__WHAT IS NEEDED__
Read through the entries below and return each line with the word "COMPLETO".
--- Begin ---
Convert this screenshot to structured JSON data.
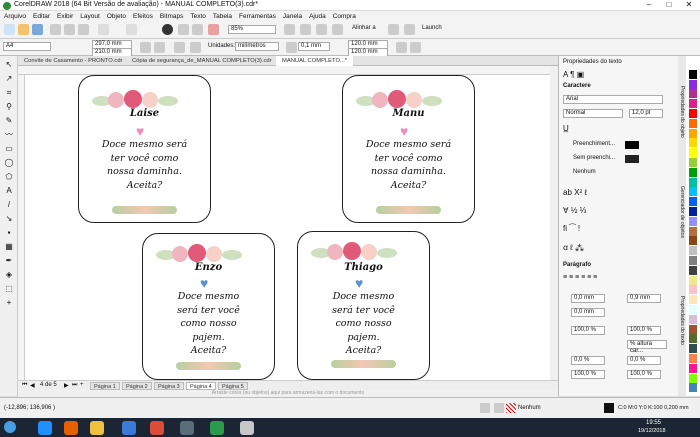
{
  "title_bar": {
    "title": "CorelDRAW 2018 (64 Bit Versão de avaliação) - MANUAL COMPLETO(3).cdr*"
  },
  "menu": [
    "Arquivo",
    "Editar",
    "Exibir",
    "Layout",
    "Objeto",
    "Efeitos",
    "Bitmaps",
    "Texto",
    "Tabela",
    "Ferramentas",
    "Janela",
    "Ajuda",
    "Compra"
  ],
  "toolbar": {
    "zoom": "85%",
    "snap": "Alinhar a",
    "launch": "Launch"
  },
  "propbar": {
    "page_size": "A4",
    "width": "297,0 mm",
    "height": "210,0 mm",
    "units_label": "Unidades:",
    "units": "milímetros",
    "nudge": "0,1 mm",
    "dup_x": "120,0 mm",
    "dup_y": "120,0 mm"
  },
  "doc_tabs": [
    {
      "label": "Convite de Casamento - PRONTO.cdr",
      "active": false
    },
    {
      "label": "Cópia de segurança_de_MANUAL COMPLETO(3).cdr",
      "active": false
    },
    {
      "label": "MANUAL COMPLETO...*",
      "active": true
    }
  ],
  "cards": [
    {
      "name": "Laise",
      "heart": "#f08cc0",
      "lines": [
        "Doce mesmo será",
        "ter você como",
        "nossa daminha.",
        "Aceita?"
      ]
    },
    {
      "name": "Manu",
      "heart": "#f08cc0",
      "lines": [
        "Doce mesmo será",
        "ter você como",
        "nossa daminha.",
        "Aceita?"
      ]
    },
    {
      "name": "Enzo",
      "heart": "#5b8fd6",
      "lines": [
        "Doce mesmo",
        "será ter você",
        "como nosso",
        "pajem.",
        "Aceita?"
      ]
    },
    {
      "name": "Thiago",
      "heart": "#5b8fd6",
      "lines": [
        "Doce mesmo",
        "será ter você",
        "como nosso",
        "pajem.",
        "Aceita?"
      ]
    }
  ],
  "page_nav": {
    "counter": "4 de 5",
    "pages": [
      "Página 1",
      "Página 2",
      "Página 3",
      "Página 4",
      "Página 5"
    ],
    "active": "Página 4"
  },
  "drop_hint": "Arraste cores (ou objetos) aqui para armazená-las com o documento",
  "panel": {
    "title": "Propriedades do texto",
    "section_char": "Caractere",
    "font": "Arial",
    "style": "Normal",
    "size": "12,0 pt",
    "fill1": "Preenchiment...",
    "fill2": "Sem preenchi...",
    "outline": "Nenhum",
    "section_para": "Parágrafo",
    "indent1": "0,0 mm",
    "indent2": "0,9 mm",
    "indent3": "0,0 mm",
    "spacing1": "100,0 %",
    "spacing2": "100,0 %",
    "spacing3": "% altura car...",
    "spacing4": "0,0 %",
    "spacing5": "0,0 %",
    "spacing6": "100,0 %",
    "spacing7": "100,0 %"
  },
  "right_tabs": [
    "Propriedades do objeto",
    "Gerenciador de objetos",
    "Propriedades do texto"
  ],
  "palette": [
    "#ffffff",
    "#000000",
    "#8a2be2",
    "#b03090",
    "#e0208a",
    "#ff0000",
    "#ff6a00",
    "#ffa500",
    "#ffd700",
    "#ffff00",
    "#9acd32",
    "#00a000",
    "#00c0a0",
    "#00bfff",
    "#0060ff",
    "#0020a0",
    "#9090ff",
    "#b07040",
    "#8b4513",
    "#c0c0c0",
    "#808080",
    "#404040",
    "#f0e68c",
    "#ffc0cb",
    "#ffe4b5",
    "#e0ffff",
    "#d8bfd8",
    "#a0522d",
    "#556b2f",
    "#2f4f4f",
    "#ff7f50",
    "#ff1493",
    "#7fff00",
    "#4682b4"
  ],
  "status": {
    "coords": "(-12,896; 136,906 )",
    "fill_label": "Nenhum",
    "color_info": "C:0 M:0 Y:0 K:100  0,200 mm"
  },
  "taskbar": {
    "time": "19:55",
    "date": "19/12/2018"
  }
}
--- End ---
__FINAL RESULT__
    "title": "CorelDRAW 2018 (64 Bit Versão de avaliação) - MANUAL COMPLETO(3).cdr*"
      "label": "Cópia de segurança_de_MANUAL COMPLETO(3).cdr",
      "label": "MANUAL COMPLETO...*",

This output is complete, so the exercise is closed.